Excerpted text
__________________________________________________

The TOSCA framwork has had a bug, causing segmentation violation errors on the host CPU during the on-board DDR memory calibration procedure most of the time. Several reboots of the IFC\_1410 modules were needed to make the board operate properly. The problems became more severe after migration of the Vivado version from 2016.4 to 2018.2. The problem has been finally identified by IOxOS and fixed in December 2018

#### Timing closure problems

The examples provided by IOxOS do not synthesize without timing errors "out of a box". Most implementation runs of our project resulted in pulse width timing violations related to the 250 MHz clock driving the DDR memory controller. Finally we have been able to fix the problem by constraining the global buffer output driving this clock to a specific location. With this constraint, the memory clock can be increased to 275 MHz.





### Solved problems

#### DMA performance problems

Initially we were instructed to use the Tosca kernel driver for the communication between CPU and FPGA. This driver provided very low DMA throughput of order of 550 MiB/s. Later on we have transitioned to the ESS-Tsc driver with the throughput of 950 MiB/s.





 Loss of data during simultaneous DMA transfers from both DDR banks

There is a bug in the TOSCA firmware or device driver causing data loss when the DMA transfer is performed simultaneously from two different memory banks using different DMA channels from different threads. The workaround is protections of the DMA transfer function in the userspace program by mutex, but this solution reduces performance.

__________________________________________________

Provided material
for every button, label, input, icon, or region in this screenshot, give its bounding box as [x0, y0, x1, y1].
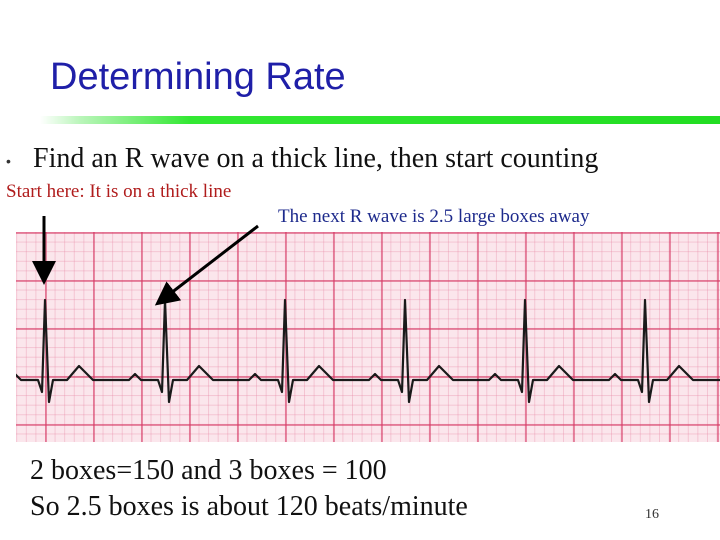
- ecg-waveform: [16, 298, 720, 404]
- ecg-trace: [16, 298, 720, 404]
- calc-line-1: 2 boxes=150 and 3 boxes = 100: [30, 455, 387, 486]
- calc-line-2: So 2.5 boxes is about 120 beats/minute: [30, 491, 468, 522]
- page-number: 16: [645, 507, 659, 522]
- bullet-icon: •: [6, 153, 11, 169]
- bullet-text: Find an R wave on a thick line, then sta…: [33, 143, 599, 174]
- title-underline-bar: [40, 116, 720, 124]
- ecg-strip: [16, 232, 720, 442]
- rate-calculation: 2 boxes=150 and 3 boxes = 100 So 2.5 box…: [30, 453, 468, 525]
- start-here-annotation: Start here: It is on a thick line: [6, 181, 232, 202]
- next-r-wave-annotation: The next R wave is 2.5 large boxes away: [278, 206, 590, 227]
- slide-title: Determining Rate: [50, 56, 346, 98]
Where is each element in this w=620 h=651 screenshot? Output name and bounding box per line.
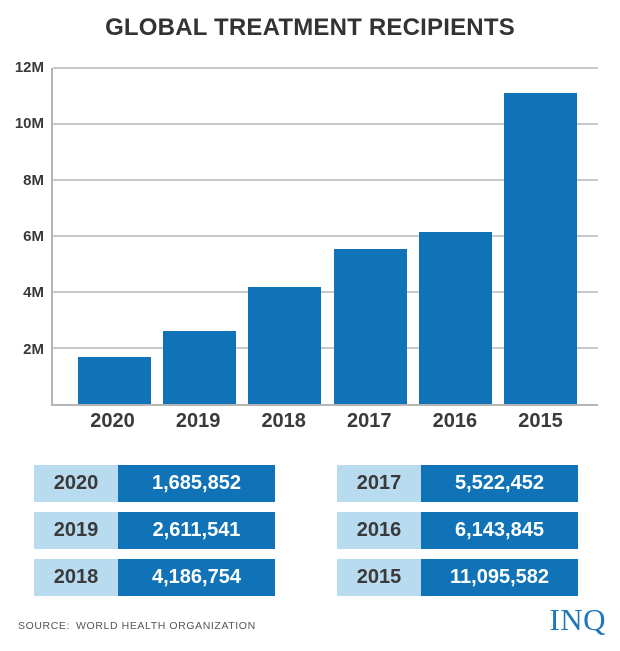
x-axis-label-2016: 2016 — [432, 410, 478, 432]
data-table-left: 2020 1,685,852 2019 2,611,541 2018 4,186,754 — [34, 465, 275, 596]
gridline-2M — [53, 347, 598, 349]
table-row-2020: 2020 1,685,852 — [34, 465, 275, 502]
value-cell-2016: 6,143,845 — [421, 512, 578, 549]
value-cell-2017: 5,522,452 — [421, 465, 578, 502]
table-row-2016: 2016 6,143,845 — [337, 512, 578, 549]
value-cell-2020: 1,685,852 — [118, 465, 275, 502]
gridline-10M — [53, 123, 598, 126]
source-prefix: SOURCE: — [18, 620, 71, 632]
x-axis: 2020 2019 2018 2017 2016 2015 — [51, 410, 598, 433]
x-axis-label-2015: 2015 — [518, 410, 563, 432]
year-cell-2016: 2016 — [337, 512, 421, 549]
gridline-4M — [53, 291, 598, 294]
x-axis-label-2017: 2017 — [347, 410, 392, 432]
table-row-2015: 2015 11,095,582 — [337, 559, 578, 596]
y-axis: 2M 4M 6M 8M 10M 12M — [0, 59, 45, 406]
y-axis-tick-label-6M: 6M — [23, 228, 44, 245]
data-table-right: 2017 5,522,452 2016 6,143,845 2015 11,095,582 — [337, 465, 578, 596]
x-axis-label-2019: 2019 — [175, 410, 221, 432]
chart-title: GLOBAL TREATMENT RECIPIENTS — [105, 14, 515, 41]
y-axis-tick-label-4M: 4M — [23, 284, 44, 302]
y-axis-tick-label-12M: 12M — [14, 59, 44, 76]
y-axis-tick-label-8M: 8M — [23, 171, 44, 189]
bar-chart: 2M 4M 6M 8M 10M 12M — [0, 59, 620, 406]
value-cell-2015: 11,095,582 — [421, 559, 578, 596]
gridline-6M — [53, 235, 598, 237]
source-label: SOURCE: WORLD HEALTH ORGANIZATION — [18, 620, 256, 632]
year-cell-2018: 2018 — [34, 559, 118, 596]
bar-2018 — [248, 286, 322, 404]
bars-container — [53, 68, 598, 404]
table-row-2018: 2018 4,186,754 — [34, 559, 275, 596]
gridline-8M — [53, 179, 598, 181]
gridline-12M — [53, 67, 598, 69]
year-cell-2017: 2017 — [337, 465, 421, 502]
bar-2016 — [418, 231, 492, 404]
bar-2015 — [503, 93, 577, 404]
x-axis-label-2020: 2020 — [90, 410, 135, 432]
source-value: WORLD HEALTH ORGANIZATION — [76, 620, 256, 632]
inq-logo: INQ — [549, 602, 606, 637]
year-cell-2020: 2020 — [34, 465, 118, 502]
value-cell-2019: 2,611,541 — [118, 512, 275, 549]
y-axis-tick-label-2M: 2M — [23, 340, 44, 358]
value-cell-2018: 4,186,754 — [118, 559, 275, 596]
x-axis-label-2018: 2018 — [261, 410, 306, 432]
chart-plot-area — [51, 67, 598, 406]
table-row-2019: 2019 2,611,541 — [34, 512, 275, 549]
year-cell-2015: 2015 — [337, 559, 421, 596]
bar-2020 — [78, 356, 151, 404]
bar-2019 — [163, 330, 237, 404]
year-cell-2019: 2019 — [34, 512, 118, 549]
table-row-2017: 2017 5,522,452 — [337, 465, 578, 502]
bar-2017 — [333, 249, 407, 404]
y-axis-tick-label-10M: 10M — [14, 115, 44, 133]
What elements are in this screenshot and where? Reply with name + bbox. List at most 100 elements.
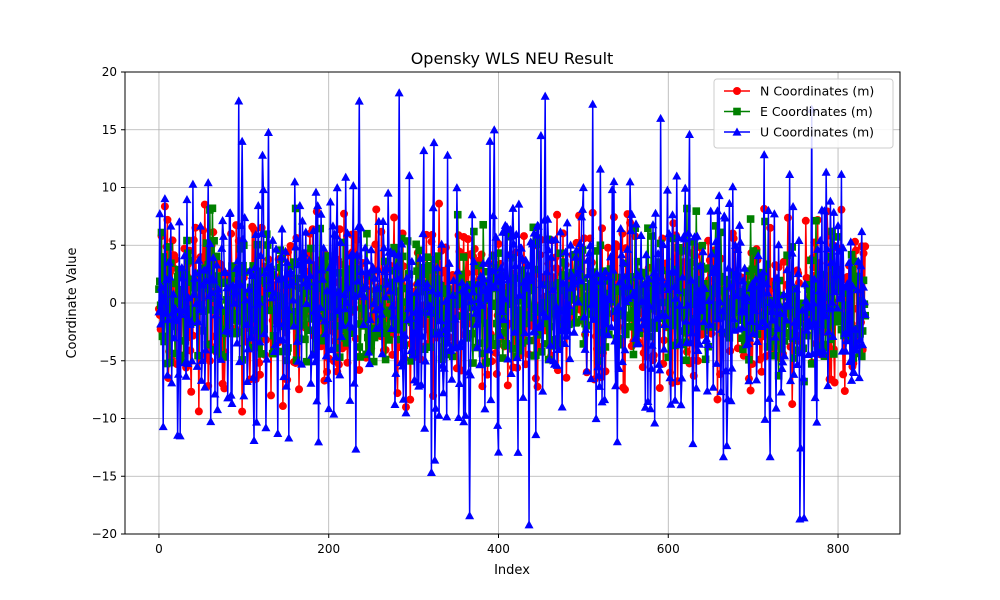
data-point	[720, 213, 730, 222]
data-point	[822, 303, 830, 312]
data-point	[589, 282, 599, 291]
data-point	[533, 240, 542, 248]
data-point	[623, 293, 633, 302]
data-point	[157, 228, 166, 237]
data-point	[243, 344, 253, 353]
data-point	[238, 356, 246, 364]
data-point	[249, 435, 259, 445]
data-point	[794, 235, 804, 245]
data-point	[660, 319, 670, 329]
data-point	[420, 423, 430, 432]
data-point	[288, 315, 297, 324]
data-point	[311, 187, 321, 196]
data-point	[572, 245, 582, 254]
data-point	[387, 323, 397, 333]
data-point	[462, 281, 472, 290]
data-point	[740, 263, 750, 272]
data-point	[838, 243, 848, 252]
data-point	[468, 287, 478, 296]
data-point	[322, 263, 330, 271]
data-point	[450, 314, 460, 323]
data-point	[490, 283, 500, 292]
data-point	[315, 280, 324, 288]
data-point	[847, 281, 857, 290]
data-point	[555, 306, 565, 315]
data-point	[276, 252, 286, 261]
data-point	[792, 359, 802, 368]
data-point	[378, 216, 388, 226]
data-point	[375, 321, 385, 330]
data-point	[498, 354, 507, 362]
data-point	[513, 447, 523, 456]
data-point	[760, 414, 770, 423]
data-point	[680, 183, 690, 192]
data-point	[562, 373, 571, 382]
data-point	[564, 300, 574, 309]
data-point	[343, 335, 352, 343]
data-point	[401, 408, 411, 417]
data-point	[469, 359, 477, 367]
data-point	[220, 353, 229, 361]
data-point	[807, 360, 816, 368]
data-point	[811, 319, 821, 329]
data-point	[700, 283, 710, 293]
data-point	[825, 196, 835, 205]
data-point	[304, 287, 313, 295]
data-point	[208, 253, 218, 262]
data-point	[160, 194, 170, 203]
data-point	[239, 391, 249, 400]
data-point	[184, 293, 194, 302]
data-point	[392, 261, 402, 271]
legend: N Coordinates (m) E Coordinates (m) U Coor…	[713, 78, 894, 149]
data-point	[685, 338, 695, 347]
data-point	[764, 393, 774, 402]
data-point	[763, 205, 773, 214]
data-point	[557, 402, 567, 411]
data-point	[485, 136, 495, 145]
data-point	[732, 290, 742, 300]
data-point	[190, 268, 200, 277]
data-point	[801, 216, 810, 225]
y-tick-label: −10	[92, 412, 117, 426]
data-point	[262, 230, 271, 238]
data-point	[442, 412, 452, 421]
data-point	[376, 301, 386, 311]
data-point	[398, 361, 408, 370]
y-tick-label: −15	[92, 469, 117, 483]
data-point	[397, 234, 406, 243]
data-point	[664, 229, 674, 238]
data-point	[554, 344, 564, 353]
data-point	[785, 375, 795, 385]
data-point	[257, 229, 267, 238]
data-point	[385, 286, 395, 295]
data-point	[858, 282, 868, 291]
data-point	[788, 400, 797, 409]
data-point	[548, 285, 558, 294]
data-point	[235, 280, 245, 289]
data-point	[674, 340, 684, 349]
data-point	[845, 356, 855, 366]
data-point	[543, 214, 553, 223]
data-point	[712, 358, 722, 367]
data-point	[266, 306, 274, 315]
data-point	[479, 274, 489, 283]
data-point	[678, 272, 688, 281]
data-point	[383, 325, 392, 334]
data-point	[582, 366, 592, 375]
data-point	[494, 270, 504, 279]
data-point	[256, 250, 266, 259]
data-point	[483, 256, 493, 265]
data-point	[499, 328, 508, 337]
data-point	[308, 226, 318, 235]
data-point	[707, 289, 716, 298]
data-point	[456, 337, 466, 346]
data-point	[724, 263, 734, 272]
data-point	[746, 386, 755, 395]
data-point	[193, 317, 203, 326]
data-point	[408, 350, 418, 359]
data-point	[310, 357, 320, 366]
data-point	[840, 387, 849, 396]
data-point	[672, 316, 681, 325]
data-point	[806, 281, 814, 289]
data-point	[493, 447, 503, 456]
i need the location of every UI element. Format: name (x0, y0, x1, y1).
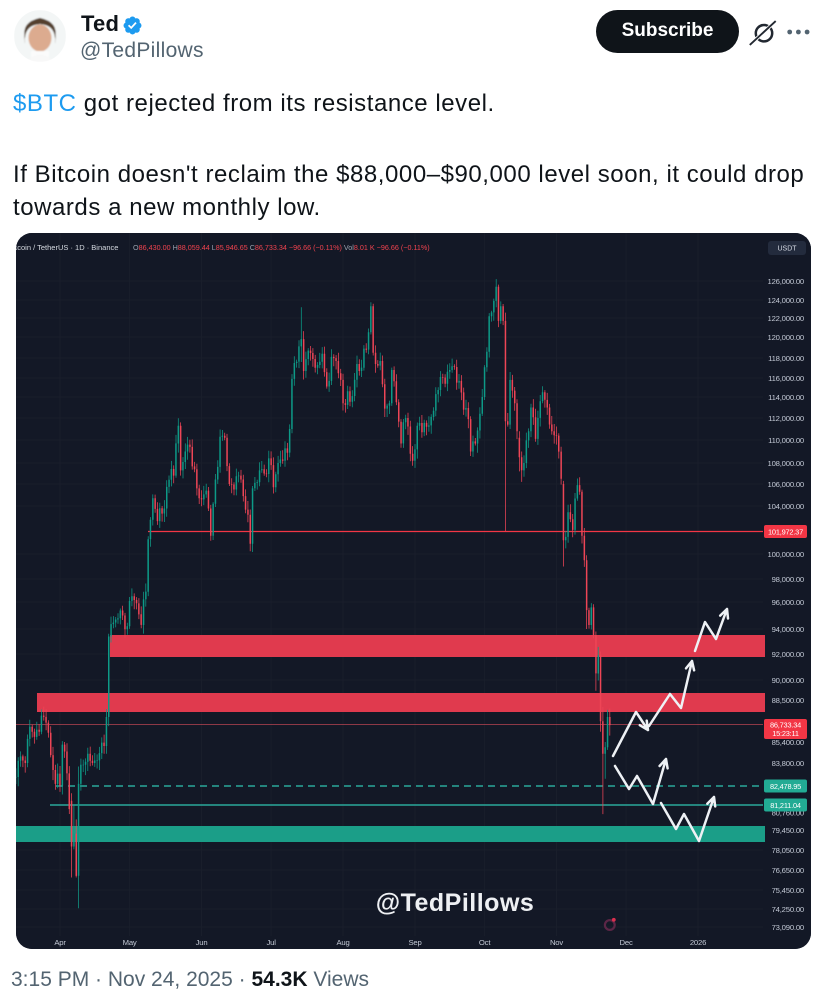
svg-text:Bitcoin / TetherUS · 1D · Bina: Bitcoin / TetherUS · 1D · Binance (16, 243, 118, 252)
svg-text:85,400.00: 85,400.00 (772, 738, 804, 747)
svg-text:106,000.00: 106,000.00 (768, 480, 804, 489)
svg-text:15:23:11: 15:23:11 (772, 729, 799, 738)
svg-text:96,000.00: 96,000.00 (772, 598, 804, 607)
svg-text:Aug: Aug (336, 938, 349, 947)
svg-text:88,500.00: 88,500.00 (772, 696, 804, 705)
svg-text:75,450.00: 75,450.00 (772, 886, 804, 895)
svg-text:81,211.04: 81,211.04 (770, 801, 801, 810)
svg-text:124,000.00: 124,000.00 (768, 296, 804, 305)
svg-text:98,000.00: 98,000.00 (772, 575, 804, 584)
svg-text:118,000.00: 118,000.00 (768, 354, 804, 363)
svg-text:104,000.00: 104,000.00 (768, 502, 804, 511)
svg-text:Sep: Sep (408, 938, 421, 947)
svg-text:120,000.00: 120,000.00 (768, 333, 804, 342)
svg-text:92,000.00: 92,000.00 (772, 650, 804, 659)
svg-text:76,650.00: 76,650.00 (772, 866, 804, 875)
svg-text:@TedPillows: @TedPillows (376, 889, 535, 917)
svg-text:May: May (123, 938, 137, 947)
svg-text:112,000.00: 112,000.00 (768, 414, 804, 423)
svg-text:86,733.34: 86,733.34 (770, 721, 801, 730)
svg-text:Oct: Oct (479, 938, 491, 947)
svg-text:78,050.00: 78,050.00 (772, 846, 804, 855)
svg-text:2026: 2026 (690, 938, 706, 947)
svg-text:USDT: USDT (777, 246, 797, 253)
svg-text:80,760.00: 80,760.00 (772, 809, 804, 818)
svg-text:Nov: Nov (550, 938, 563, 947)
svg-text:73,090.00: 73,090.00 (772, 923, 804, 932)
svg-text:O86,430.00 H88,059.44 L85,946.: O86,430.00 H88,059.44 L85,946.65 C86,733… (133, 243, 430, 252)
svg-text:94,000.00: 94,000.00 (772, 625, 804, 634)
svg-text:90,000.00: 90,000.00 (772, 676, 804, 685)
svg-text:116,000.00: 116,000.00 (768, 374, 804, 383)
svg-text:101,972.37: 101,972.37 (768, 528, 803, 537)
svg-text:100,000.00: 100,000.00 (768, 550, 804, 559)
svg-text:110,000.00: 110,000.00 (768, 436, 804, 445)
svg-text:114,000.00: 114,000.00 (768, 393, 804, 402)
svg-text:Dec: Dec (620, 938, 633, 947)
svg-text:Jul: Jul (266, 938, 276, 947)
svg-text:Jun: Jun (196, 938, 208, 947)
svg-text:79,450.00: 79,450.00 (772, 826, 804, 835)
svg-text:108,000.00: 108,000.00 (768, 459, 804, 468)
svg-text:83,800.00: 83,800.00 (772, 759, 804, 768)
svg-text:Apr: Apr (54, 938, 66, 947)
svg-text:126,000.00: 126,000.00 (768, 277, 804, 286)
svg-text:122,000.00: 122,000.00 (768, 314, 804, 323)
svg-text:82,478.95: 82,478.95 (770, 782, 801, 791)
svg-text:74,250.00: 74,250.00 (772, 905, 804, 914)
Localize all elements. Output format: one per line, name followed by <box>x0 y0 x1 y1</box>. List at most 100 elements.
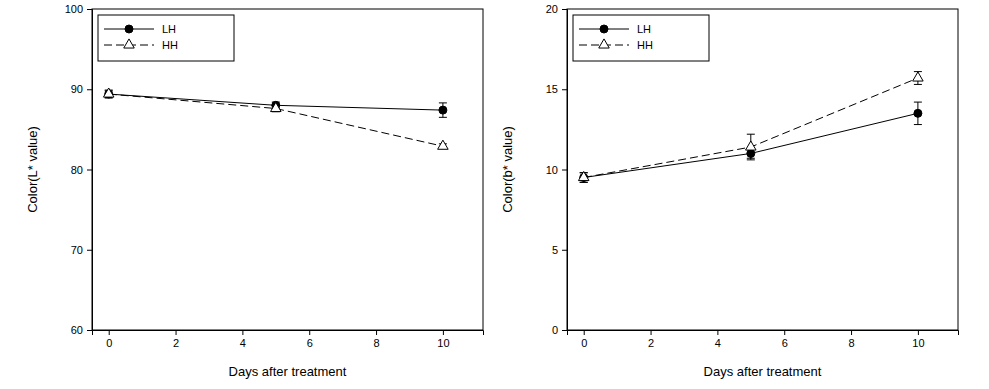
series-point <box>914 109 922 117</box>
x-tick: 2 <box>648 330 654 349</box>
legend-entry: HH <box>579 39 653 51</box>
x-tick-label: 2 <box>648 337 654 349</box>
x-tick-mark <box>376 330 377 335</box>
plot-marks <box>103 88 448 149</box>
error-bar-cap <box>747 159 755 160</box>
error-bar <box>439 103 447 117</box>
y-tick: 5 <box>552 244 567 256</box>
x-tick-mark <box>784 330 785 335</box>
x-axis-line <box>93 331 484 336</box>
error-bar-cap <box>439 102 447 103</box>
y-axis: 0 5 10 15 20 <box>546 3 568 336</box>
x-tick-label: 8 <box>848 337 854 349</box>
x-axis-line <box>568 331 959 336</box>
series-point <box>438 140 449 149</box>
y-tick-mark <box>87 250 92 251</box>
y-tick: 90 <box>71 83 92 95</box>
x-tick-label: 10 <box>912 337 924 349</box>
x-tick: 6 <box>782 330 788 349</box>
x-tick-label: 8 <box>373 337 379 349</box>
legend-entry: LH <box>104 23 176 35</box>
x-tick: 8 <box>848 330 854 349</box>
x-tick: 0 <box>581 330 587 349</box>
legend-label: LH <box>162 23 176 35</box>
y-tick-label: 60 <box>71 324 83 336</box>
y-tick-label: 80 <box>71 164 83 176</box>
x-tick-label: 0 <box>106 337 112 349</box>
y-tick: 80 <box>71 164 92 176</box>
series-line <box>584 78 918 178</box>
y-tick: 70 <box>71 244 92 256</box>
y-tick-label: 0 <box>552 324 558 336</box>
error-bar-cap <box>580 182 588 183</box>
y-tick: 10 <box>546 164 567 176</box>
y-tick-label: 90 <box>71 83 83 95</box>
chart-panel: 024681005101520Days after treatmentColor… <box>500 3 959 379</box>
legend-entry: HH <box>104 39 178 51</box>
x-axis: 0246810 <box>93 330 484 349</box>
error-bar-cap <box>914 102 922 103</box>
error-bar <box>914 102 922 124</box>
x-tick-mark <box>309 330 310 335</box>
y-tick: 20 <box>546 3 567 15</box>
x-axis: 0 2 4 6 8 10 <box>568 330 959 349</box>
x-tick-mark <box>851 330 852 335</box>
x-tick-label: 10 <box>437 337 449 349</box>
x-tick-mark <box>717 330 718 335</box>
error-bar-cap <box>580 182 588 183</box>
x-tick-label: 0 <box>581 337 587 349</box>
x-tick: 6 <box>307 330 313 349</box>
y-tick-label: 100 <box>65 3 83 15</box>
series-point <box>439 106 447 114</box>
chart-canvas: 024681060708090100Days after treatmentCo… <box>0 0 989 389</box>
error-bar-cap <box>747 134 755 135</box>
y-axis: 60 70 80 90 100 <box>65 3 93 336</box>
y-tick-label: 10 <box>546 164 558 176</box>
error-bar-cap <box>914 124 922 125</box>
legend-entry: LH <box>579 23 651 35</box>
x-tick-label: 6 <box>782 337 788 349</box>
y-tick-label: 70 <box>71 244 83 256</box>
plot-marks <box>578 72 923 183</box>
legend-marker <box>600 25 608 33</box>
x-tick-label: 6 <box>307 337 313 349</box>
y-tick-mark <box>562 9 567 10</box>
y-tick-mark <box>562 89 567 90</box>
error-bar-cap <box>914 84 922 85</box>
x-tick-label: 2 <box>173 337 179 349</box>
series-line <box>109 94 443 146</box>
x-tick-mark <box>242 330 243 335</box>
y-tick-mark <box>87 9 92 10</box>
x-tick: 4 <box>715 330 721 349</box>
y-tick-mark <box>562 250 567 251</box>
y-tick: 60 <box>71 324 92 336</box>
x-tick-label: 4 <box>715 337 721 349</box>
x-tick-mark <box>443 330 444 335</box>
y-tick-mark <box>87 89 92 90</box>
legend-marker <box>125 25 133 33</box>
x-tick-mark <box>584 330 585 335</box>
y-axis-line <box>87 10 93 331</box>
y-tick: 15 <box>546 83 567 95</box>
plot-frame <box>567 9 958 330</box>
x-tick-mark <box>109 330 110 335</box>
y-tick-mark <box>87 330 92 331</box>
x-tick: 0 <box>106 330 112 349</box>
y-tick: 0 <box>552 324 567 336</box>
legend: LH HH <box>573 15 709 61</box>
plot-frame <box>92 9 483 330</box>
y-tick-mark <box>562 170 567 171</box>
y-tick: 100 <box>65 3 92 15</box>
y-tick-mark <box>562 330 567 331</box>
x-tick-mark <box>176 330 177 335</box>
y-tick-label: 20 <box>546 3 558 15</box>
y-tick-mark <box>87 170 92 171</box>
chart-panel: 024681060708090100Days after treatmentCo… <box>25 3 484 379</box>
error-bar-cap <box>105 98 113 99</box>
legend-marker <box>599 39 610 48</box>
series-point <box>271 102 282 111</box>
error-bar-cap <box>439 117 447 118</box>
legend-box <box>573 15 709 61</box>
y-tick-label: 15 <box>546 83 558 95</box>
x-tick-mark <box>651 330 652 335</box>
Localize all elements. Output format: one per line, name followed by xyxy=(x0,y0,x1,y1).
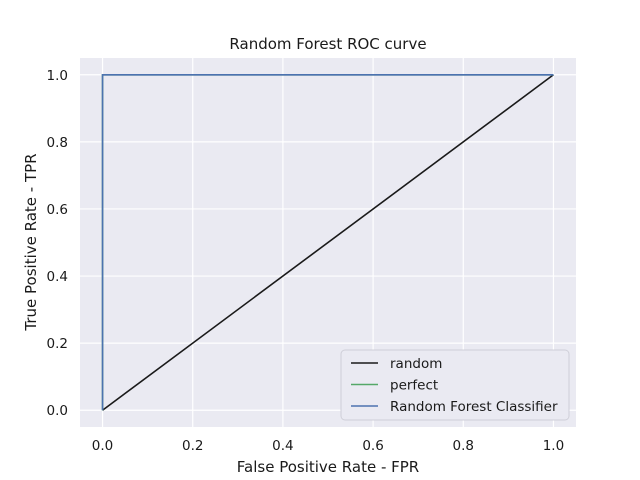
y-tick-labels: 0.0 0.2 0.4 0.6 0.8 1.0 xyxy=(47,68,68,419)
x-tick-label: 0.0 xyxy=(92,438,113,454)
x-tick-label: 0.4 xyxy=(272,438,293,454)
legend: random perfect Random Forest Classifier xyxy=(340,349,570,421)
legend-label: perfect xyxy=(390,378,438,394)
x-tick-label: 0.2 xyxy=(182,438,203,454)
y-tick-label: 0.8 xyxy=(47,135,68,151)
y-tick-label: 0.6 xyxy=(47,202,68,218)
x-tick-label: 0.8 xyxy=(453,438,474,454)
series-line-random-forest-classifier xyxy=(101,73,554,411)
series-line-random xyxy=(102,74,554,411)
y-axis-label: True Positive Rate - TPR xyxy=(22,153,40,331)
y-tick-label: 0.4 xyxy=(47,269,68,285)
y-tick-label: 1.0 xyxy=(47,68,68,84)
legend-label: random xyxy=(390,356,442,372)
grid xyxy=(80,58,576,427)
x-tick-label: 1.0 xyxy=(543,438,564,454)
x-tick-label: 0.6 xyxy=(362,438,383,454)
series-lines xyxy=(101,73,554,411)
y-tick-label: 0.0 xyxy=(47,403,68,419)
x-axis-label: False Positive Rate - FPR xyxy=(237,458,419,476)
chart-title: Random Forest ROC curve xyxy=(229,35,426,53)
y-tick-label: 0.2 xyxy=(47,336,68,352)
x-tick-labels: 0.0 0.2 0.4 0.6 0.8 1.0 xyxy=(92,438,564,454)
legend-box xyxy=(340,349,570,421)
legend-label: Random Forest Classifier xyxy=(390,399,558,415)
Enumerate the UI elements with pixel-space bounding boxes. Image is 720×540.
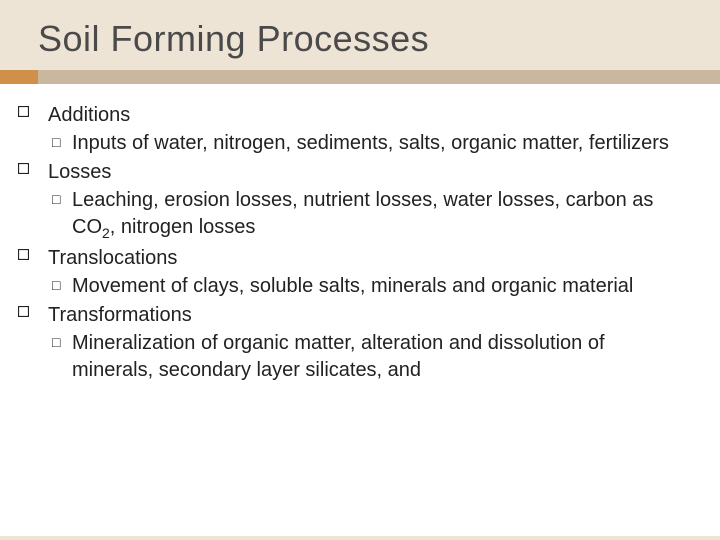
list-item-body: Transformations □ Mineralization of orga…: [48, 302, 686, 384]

__________________________________________________

Exercise
Write the next part of the account of problems with the TOSCA framework and the IFC\_1410 modules, starting right after its last sentence.

Response to this task
 Tsc driver not supporting scatter-gather operations and prone to resource leaks

Tsc driver has high performance, but requires allocation of contiguous physical memory buffers for operation. When memory is fragmented, it is not possible to allocate these memory buffers and a CPU reboot is required. Tosca driver did not have this problem, but it offered much lower performance. These memory buffers have to be manually allocated and are not freed automatically when the device file is closed. It requires appropriate signal handlers in the userspace program to avoid resource leaks.





- Problems with PCIe Gen3 link to Concurrent CPU
  The PCIe link speed between Concurrent CPU and the IOxOS board alternates between Gen1 and Gen3 after each system reboot.
- Readback from algorithm parameters register blocks
  Readback from algorithm parameters block does not work. It is a
  firmware issue and will be fixed.





- No separate interrupt support for both memory banks
   Only one interrupt, common for both memory banks, is supported. It is a firmware issue and will be fixed.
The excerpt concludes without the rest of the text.